▸ WHAT YOU SHOULD DO: Convert the stretch of the listing from the line containing "Decompose this screenshot" through the line containing "target-head-icon [9, 312, 31, 334]" into a two-column CSV with the headers instruction and response. Give each instruction in that stretch one row, with its text and its reply each in a single quoted field and line breaks replaced by spaces.

▸ STORED RECORDS:
## begin
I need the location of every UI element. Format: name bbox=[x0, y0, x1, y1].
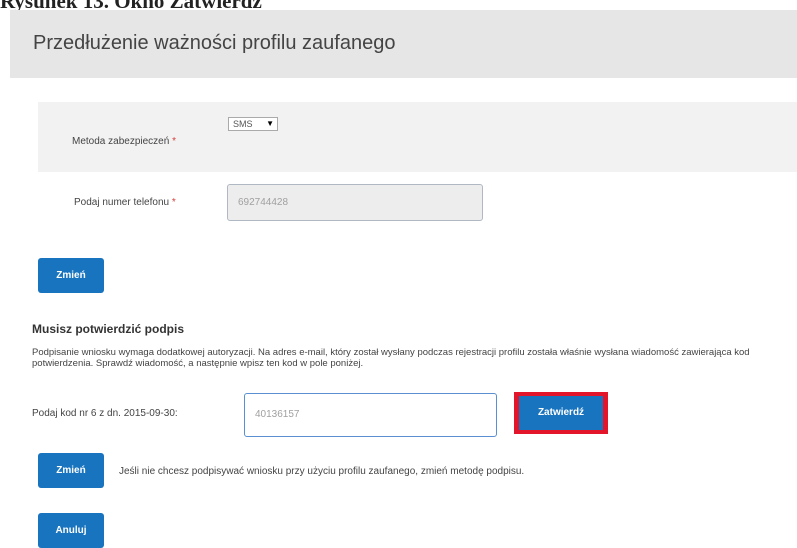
## end
## begin
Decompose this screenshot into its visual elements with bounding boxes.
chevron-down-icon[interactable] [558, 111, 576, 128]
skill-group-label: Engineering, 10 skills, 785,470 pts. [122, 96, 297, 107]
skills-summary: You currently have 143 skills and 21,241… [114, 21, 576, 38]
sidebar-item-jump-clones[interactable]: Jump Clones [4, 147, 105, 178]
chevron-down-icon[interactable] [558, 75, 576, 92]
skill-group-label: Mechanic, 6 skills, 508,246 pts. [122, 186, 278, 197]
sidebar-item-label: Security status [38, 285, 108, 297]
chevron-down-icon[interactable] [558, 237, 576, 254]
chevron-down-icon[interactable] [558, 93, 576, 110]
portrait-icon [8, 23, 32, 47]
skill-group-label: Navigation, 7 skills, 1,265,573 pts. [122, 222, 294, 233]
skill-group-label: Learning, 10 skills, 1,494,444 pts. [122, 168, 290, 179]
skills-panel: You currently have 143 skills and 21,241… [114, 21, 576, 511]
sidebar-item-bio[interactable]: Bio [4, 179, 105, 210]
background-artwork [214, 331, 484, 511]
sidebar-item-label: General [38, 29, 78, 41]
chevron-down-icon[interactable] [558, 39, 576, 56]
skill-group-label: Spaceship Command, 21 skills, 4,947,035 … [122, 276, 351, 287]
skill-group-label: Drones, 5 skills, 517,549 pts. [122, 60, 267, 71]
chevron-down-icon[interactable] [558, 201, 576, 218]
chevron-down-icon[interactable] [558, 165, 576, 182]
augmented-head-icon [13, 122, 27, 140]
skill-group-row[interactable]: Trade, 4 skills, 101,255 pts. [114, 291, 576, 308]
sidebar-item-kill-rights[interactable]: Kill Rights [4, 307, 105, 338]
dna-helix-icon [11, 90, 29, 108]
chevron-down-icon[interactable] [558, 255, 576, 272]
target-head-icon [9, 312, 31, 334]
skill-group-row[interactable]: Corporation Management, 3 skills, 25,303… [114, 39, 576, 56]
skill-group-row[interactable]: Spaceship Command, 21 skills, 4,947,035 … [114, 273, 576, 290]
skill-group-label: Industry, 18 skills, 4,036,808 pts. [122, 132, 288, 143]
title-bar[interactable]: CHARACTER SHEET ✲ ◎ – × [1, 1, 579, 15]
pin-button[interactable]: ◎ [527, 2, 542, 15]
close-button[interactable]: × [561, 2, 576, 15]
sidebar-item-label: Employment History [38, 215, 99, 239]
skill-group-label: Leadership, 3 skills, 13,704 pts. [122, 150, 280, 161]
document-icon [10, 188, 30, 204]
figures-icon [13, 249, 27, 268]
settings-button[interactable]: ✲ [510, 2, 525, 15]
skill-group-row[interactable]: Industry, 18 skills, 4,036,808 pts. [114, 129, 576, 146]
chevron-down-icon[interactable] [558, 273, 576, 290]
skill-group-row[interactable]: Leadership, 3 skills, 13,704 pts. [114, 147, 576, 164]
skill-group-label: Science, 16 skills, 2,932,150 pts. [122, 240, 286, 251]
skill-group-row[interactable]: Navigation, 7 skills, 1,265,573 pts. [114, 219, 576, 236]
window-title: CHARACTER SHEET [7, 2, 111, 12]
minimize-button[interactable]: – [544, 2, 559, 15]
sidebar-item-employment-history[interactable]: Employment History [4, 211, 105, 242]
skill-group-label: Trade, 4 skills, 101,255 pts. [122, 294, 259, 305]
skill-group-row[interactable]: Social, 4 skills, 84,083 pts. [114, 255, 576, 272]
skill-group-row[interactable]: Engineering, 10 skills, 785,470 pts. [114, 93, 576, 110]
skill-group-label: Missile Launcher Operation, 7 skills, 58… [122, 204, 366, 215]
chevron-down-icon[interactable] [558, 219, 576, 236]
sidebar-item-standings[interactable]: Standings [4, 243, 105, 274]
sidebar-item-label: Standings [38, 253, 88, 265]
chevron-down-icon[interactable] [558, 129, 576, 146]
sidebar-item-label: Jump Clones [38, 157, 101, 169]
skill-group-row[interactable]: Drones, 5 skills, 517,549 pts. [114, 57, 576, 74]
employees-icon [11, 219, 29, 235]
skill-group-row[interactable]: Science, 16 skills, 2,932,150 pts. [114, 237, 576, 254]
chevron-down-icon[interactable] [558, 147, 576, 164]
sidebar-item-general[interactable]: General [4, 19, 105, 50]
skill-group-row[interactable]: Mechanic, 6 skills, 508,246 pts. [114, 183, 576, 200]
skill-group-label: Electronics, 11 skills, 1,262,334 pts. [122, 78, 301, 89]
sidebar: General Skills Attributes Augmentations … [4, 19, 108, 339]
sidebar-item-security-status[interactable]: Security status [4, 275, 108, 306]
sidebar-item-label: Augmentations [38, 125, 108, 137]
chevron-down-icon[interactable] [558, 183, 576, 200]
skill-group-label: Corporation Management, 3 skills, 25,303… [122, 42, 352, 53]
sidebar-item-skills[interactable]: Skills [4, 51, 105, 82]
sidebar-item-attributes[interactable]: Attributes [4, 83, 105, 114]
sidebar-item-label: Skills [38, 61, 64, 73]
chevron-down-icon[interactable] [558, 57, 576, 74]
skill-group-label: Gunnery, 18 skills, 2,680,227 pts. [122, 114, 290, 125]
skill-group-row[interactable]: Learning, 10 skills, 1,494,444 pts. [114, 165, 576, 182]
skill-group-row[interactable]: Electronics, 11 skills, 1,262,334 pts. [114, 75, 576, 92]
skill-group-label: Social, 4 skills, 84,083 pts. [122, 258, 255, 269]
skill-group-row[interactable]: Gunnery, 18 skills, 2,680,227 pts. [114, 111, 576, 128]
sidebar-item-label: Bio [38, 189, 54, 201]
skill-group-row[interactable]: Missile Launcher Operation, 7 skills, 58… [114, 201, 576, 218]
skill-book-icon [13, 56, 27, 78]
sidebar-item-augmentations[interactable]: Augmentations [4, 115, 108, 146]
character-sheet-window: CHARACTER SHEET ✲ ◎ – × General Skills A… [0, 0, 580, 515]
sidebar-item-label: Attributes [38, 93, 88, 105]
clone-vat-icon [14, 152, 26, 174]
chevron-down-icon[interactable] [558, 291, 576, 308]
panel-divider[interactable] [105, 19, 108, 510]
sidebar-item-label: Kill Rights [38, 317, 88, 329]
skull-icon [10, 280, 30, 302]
## end
▸ EXERCISE OUTPUT:
instruction,response
"Decompose this screenshot into its visual elements with bounding boxes.","chevron-down-icon[interactable] [558, 111, 576, 128] skill-group-label: Engineering, 10 skills, 785,470 pts. [122, 96, 297, 107] skills-summary: You currently have 143 skills and 21,241… [114, 21, 576, 38] sidebar-item-jump-clones[interactable]: Jump Clones [4, 147, 105, 178] chevron-down-icon[interactable] [558, 75, 576, 92] skill-group-label: Mechanic, 6 skills, 508,246 pts. [122, 186, 278, 197] sidebar-item-label: Security status [38, 285, 108, 297] chevron-down-icon[interactable] [558, 237, 576, 254] chevron-down-icon[interactable] [558, 93, 576, 110] portrait-icon [8, 23, 32, 47] skill-group-label: Navigation, 7 skills, 1,265,573 pts. [122, 222, 294, 233] skill-group-label: Learning, 10 skills, 1,494,444 pts. [122, 168, 290, 179] skills-panel: You currently have 143 skills and 21,241… [114, 21, 576, 511] sidebar-item-bio[interactable]: Bio [4, 179, 105, 210] background-artwork [214, 331, 484, 511] sidebar-item-label: General [38, 29, 78, 41] chevron-down-icon[interactable] [558, 39, 576, 56] skill-group-label: Spaceship Command, 21 skills, 4,947,035 … [122, 276, 351, 287] skill-group-label: Drones, 5 skills, 517,549 pts. [122, 60, 267, 71] chevron-down-icon[interactable] [558, 201, 576, 218] chevron-down-icon[interactable] [558, 165, 576, 182] augmented-head-icon [13, 122, 27, 140] skill-group-row[interactable]: Trade, 4 skills, 101,255 pts. [114, 291, 576, 308] sidebar-item-kill-rights[interactable]: Kill Rights [4, 307, 105, 338] dna-helix-icon [11, 90, 29, 108] chevron-down-icon[interactable] [558, 255, 576, 272] target-head-icon [9, 312, 31, 334]"